___ Extracted data
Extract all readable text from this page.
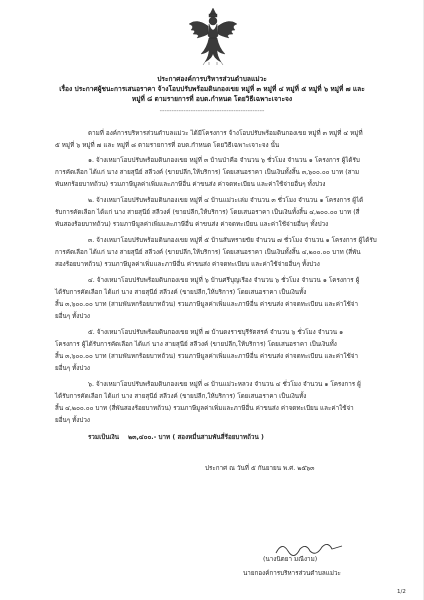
ประกาศองค์การบริหารส่วนตำบลแม่วะ
เรื่อง ประกาศผู้ชนะการเสนอราคา จ้างโอบปรับพร้อมดินกองเขย หมู่ที่ ๓ หมู่ที่ ๔ หมู่ที่ ๕ หมู่ที่ ๖ หมู่ที่ ๗ และ
หมู่ที่ ๘ ตามรายการที่ อบต.กำหนด โดยวิธีเฉพาะเจาะจง
--------------------------------------------
ตามที่ องค์การบริหารส่วนตำบลแม่วะ ได้มีโครงการ จ้างโอบปรับพร้อมดินกองเขย หมู่ที่ ๓ หมู่ที่ ๔ หมู่ที่
๕ หมู่ที่ ๖ หมู่ที่ ๗ และ หมู่ที่ ๘ ตามรายการที่ อบต.กำหนด โดยวิธีเฉพาะเจาะจง นั้น
๑. จ้างเหมาโอบปรับพร้อมดินกองเขย หมู่ที่ ๓ บ้านป่าคือ จำนวน ๖ ชั่วโมง จำนวน ๑ โครงการ ผู้ได้รับ
การคัดเลือก ได้แก่ นาง สายสุนีย์ สลีวงค์ (ขายปลีก,ให้บริการ) โดยเสนอราคา เป็นเงินทั้งสิ้น ๓,๖๐๐.๐๐ บาท (สาม
พันหกร้อยบาทถ้วน) รวมภาษีมูลค่าเพิ่มและภาษีอื่น ค่าขนส่ง ค่าจดทะเบียน และค่าใช้จ่ายอื่นๆ ทั้งปวง
๒. จ้างเหมาโอบปรับพร้อมดินกองเขย หมู่ที่ ๔ บ้านแม่วะเล่ม จำนวน ๓ ชั่วโมง จำนวน ๑ โครงการ ผู้ได้
รับการคัดเลือก ได้แก่ นาง สายสุนีย์ สลีวงค์ (ขายปลีก,ให้บริการ) โดยเสนอราคา เป็นเงินทั้งสิ้น ๔,๒๐๐.๐๐ บาท (สี่
พันสองร้อยบาทถ้วน) รวมภาษีมูลค่าเพิ่มและภาษีอื่น ค่าขนส่ง ค่าจดทะเบียน และค่าใช้จ่ายอื่นๆ ทั้งปวง
๓. จ้างเหมาโอบปรับพร้อมดินกองเขย หมู่ที่ ๕ บ้านสันทรายขัย จำนวน ๗ ชั่วโมง จำนวน ๑ โครงการ ผู้ได้รับ
การคัดเลือก ได้แก่ นาง สายสุนีย์ สลีวงค์ (ขายปลีก,ให้บริการ) โดยเสนอราคา เป็นเงินทั้งสิ้น ๔,๒๐๐.๐๐ บาท (สี่พัน
สองร้อยบาทถ้วน) รวมภาษีมูลค่าเพิ่มและภาษีอื่น ค่าขนส่ง ค่าจดทะเบียน และค่าใช้จ่ายอื่นๆ ทั้งปวง
๔. จ้างเหมาโอบปรับพร้อมดินกองเขย หมู่ที่ ๖ บ้านศรีบุญเรือง จำนวน ๖ ชั่วโมง จำนวน ๑ โครงการ ผู้
ได้รับการคัดเลือก ได้แก่ นาง สายสุนีย์ สลีวงค์ (ขายปลีก,ให้บริการ) โดยเสนอราคา เป็นเงินทั้ง
สิ้น ๓,๖๐๐.๐๐ บาท (สามพันหกร้อยบาทถ้วน) รวมภาษีมูลค่าเพิ่มและภาษีอื่น ค่าขนส่ง ค่าจดทะเบียน และค่าใช้จ่า
ยอื่นๆ ทั้งปวง
๕. จ้างเหมาโอบปรับพร้อมดินกองเขย หมู่ที่ ๗ บ้านดงราชบุรีรัตสรค์ จำนวน ๖ ชั่วโมง จำนวน ๑
โครงการ ผู้ได้รับการคัดเลือก ได้แก่ นาง สายสุนีย์ สลีวงค์ (ขายปลีก,ให้บริการ) โดยเสนอราคา เป็นเงินทั้ง
สิ้น ๓,๖๐๐.๐๐ บาท (สามพันหกร้อยบาทถ้วน) รวมภาษีมูลค่าเพิ่มและภาษีอื่น ค่าขนส่ง ค่าจดทะเบียน และค่าใช้จ่า
ยอื่นๆ ทั้งปวง
๖. จ้างเหมาโอบปรับพร้อมดินกองเขย หมู่ที่ ๘ บ้านแม่วะหลวง จำนวน ๔ ชั่วโมง จำนวน ๑ โครงการ ผู้
ได้รับการคัดเลือก ได้แก่ นาง สายสุนีย์ สลีวงค์ (ขายปลีก,ให้บริการ) โดยเสนอราคา เป็นเงินทั้ง
สิ้น ๔,๒๐๐.๐๐ บาท (สี่พันสองร้อยบาทถ้วน) รวมภาษีมูลค่าเพิ่มและภาษีอื่น ค่าขนส่ง ค่าจดทะเบียน และค่าใช้จ่า
ยอื่นๆ ทั้งปวง
รวมเป็นเงิน ๒๓,๔๐๐.- บาท ( สองหมื่นสามพันสี่ร้อยบาทถ้วน )
ประกาศ ณ วันที่ ๕ กันยายน พ.ศ. ๒๕๖๓
(นางนิตยา มณีงาม)
นายกองค์การบริหารส่วนตำบลแม่วะ
1/2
______
Requirement - Each line in the entries above that includes the string "มและภาษ" should be extracted.

Solution -
พันหกร้อยบาทถ้วน) รวมภาษีมูลค่าเพิ่มและภาษีอื่น ค่าขนส่ง ค่าจดทะเบียน และค่าใช้จ่ายอื่นๆ ทั้งปวง
พันสองร้อยบาทถ้วน) รวมภาษีมูลค่าเพิ่มและภาษีอื่น ค่าขนส่ง ค่าจดทะเบียน และค่าใช้จ่ายอื่นๆ ทั้งปวง
สองร้อยบาทถ้วน) รวมภาษีมูลค่าเพิ่มและภาษีอื่น ค่าขนส่ง ค่าจดทะเบียน และค่าใช้จ่ายอื่นๆ ทั้งปวง
สิ้น ๓,๖๐๐.๐๐ บาท (สามพันหกร้อยบาทถ้วน) รวมภาษีมูลค่าเพิ่มและภาษีอื่น ค่าขนส่ง ค่าจดทะเบียน และค่าใช้จ่า
สิ้น ๓,๖๐๐.๐๐ บาท (สามพันหกร้อยบาทถ้วน) รวมภาษีมูลค่าเพิ่มและภาษีอื่น ค่าขนส่ง ค่าจดทะเบียน และค่าใช้จ่า
สิ้น ๔,๒๐๐.๐๐ บาท (สี่พันสองร้อยบาทถ้วน) รวมภาษีมูลค่าเพิ่มและภาษีอื่น ค่าขนส่ง ค่าจดทะเบียน และค่าใช้จ่า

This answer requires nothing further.